▶ [DIRECTION] Keep every line where the word "workbench" appears; drop the rest.
---- INFORMATION SUPPLIED
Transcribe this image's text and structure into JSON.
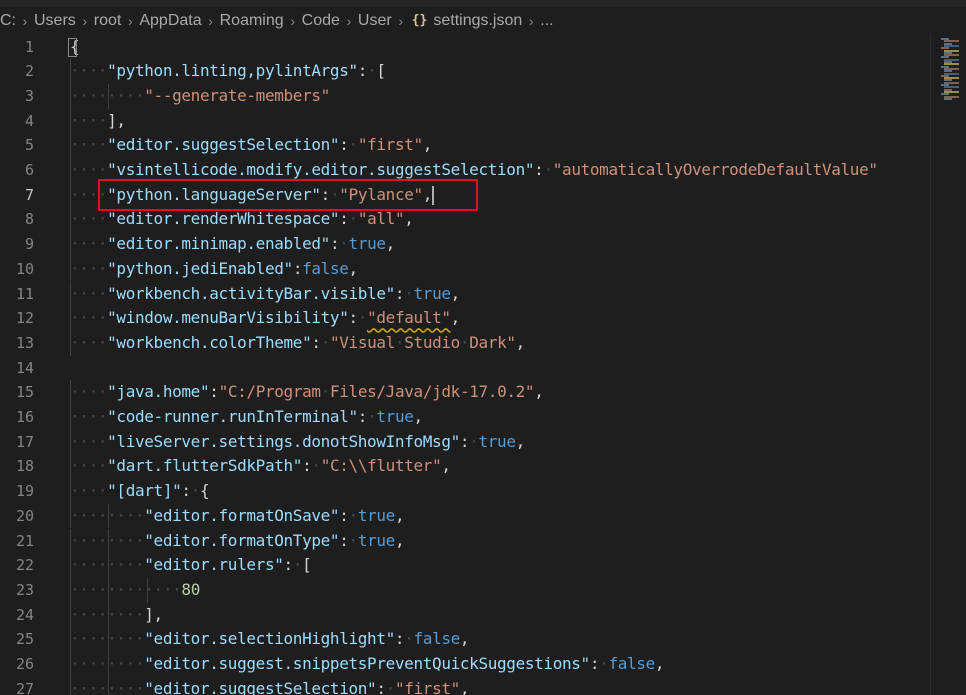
{
  "breadcrumb": {
    "items": [
      "C:",
      "Users",
      "root",
      "AppData",
      "Roaming",
      "Code",
      "User",
      "settings.json",
      "..."
    ],
    "file_icon": "{}"
  },
  "editor": {
    "active_line": 7,
    "highlighted_line": 7,
    "lines": [
      {
        "n": 1,
        "indent": 0,
        "tokens": [
          {
            "t": "p",
            "v": "{"
          }
        ]
      },
      {
        "n": 2,
        "indent": 1,
        "tokens": [
          {
            "t": "k",
            "v": "\"python.linting,pylintArgs\""
          },
          {
            "t": "p",
            "v": ": ["
          }
        ]
      },
      {
        "n": 3,
        "indent": 2,
        "tokens": [
          {
            "t": "s",
            "v": "\"--generate-members\""
          }
        ]
      },
      {
        "n": 4,
        "indent": 1,
        "tokens": [
          {
            "t": "p",
            "v": "],"
          }
        ]
      },
      {
        "n": 5,
        "indent": 1,
        "tokens": [
          {
            "t": "k",
            "v": "\"editor.suggestSelection\""
          },
          {
            "t": "p",
            "v": ": "
          },
          {
            "t": "s",
            "v": "\"first\""
          },
          {
            "t": "p",
            "v": ","
          }
        ]
      },
      {
        "n": 6,
        "indent": 1,
        "tokens": [
          {
            "t": "k",
            "v": "\"vsintellicode.modify.editor.suggestSelection\""
          },
          {
            "t": "p",
            "v": ": "
          },
          {
            "t": "s",
            "v": "\"automaticallyOverrodeDefaultValue\""
          }
        ]
      },
      {
        "n": 7,
        "indent": 1,
        "tokens": [
          {
            "t": "k",
            "v": "\"python.languageServer\""
          },
          {
            "t": "p",
            "v": ": "
          },
          {
            "t": "s",
            "v": "\"Pylance\""
          },
          {
            "t": "p",
            "v": ","
          }
        ],
        "cursor": true
      },
      {
        "n": 8,
        "indent": 1,
        "tokens": [
          {
            "t": "k",
            "v": "\"editor.renderWhitespace\""
          },
          {
            "t": "p",
            "v": ": "
          },
          {
            "t": "s",
            "v": "\"all\""
          },
          {
            "t": "p",
            "v": ","
          }
        ]
      },
      {
        "n": 9,
        "indent": 1,
        "tokens": [
          {
            "t": "k",
            "v": "\"editor.minimap.enabled\""
          },
          {
            "t": "p",
            "v": ": "
          },
          {
            "t": "b",
            "v": "true"
          },
          {
            "t": "p",
            "v": ","
          }
        ]
      },
      {
        "n": 10,
        "indent": 1,
        "tokens": [
          {
            "t": "k",
            "v": "\"python.jediEnabled\""
          },
          {
            "t": "p",
            "v": ":"
          },
          {
            "t": "b",
            "v": "false"
          },
          {
            "t": "p",
            "v": ","
          }
        ]
      },
      {
        "n": 11,
        "indent": 1,
        "tokens": [
          {
            "t": "k",
            "v": "\"workbench.activityBar.visible\""
          },
          {
            "t": "p",
            "v": ": "
          },
          {
            "t": "b",
            "v": "true"
          },
          {
            "t": "p",
            "v": ","
          }
        ]
      },
      {
        "n": 12,
        "indent": 1,
        "tokens": [
          {
            "t": "k",
            "v": "\"window.menuBarVisibility\""
          },
          {
            "t": "p",
            "v": ": "
          },
          {
            "t": "s",
            "v": "\"default\"",
            "squiggle": true
          },
          {
            "t": "p",
            "v": ","
          }
        ]
      },
      {
        "n": 13,
        "indent": 1,
        "tokens": [
          {
            "t": "k",
            "v": "\"workbench.colorTheme\""
          },
          {
            "t": "p",
            "v": ": "
          },
          {
            "t": "s",
            "v": "\"Visual Studio Dark\""
          },
          {
            "t": "p",
            "v": ","
          }
        ]
      },
      {
        "n": 14,
        "indent": 0,
        "tokens": []
      },
      {
        "n": 15,
        "indent": 1,
        "tokens": [
          {
            "t": "k",
            "v": "\"java.home\""
          },
          {
            "t": "p",
            "v": ":"
          },
          {
            "t": "s",
            "v": "\"C:/Program Files/Java/jdk-17.0.2\""
          },
          {
            "t": "p",
            "v": ","
          }
        ]
      },
      {
        "n": 16,
        "indent": 1,
        "tokens": [
          {
            "t": "k",
            "v": "\"code-runner.runInTerminal\""
          },
          {
            "t": "p",
            "v": ": "
          },
          {
            "t": "b",
            "v": "true"
          },
          {
            "t": "p",
            "v": ","
          }
        ]
      },
      {
        "n": 17,
        "indent": 1,
        "tokens": [
          {
            "t": "k",
            "v": "\"liveServer.settings.donotShowInfoMsg\""
          },
          {
            "t": "p",
            "v": ": "
          },
          {
            "t": "b",
            "v": "true"
          },
          {
            "t": "p",
            "v": ","
          }
        ]
      },
      {
        "n": 18,
        "indent": 1,
        "tokens": [
          {
            "t": "k",
            "v": "\"dart.flutterSdkPath\""
          },
          {
            "t": "p",
            "v": ": "
          },
          {
            "t": "s",
            "v": "\"C:\\\\flutter\""
          },
          {
            "t": "p",
            "v": ","
          }
        ]
      },
      {
        "n": 19,
        "indent": 1,
        "tokens": [
          {
            "t": "k",
            "v": "\"[dart]\""
          },
          {
            "t": "p",
            "v": ": {"
          }
        ]
      },
      {
        "n": 20,
        "indent": 2,
        "tokens": [
          {
            "t": "k",
            "v": "\"editor.formatOnSave\""
          },
          {
            "t": "p",
            "v": ": "
          },
          {
            "t": "b",
            "v": "true"
          },
          {
            "t": "p",
            "v": ","
          }
        ]
      },
      {
        "n": 21,
        "indent": 2,
        "tokens": [
          {
            "t": "k",
            "v": "\"editor.formatOnType\""
          },
          {
            "t": "p",
            "v": ": "
          },
          {
            "t": "b",
            "v": "true"
          },
          {
            "t": "p",
            "v": ","
          }
        ]
      },
      {
        "n": 22,
        "indent": 2,
        "tokens": [
          {
            "t": "k",
            "v": "\"editor.rulers\""
          },
          {
            "t": "p",
            "v": ": ["
          }
        ]
      },
      {
        "n": 23,
        "indent": 3,
        "tokens": [
          {
            "t": "n",
            "v": "80"
          }
        ]
      },
      {
        "n": 24,
        "indent": 2,
        "tokens": [
          {
            "t": "p",
            "v": "],"
          }
        ]
      },
      {
        "n": 25,
        "indent": 2,
        "tokens": [
          {
            "t": "k",
            "v": "\"editor.selectionHighlight\""
          },
          {
            "t": "p",
            "v": ": "
          },
          {
            "t": "b",
            "v": "false"
          },
          {
            "t": "p",
            "v": ","
          }
        ]
      },
      {
        "n": 26,
        "indent": 2,
        "tokens": [
          {
            "t": "k",
            "v": "\"editor.suggest.snippetsPreventQuickSuggestions\""
          },
          {
            "t": "p",
            "v": ": "
          },
          {
            "t": "b",
            "v": "false"
          },
          {
            "t": "p",
            "v": ","
          }
        ]
      },
      {
        "n": 27,
        "indent": 2,
        "tokens": [
          {
            "t": "k",
            "v": "\"editor.suggestSelection\""
          },
          {
            "t": "p",
            "v": ": "
          },
          {
            "t": "s",
            "v": "\"first\""
          },
          {
            "t": "p",
            "v": ","
          }
        ]
      }
    ]
  },
  "colors": {
    "background": "#1e1e1e",
    "key": "#9cdcfe",
    "string": "#ce9178",
    "boolean": "#569cd6",
    "number": "#b5cea8",
    "highlight_box": "#e0111c"
  }
}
--------
▶ [COMPLETE RESPONSE]
            "v": "\"workbench.activityBar.visible\""
            "v": "\"workbench.colorTheme\""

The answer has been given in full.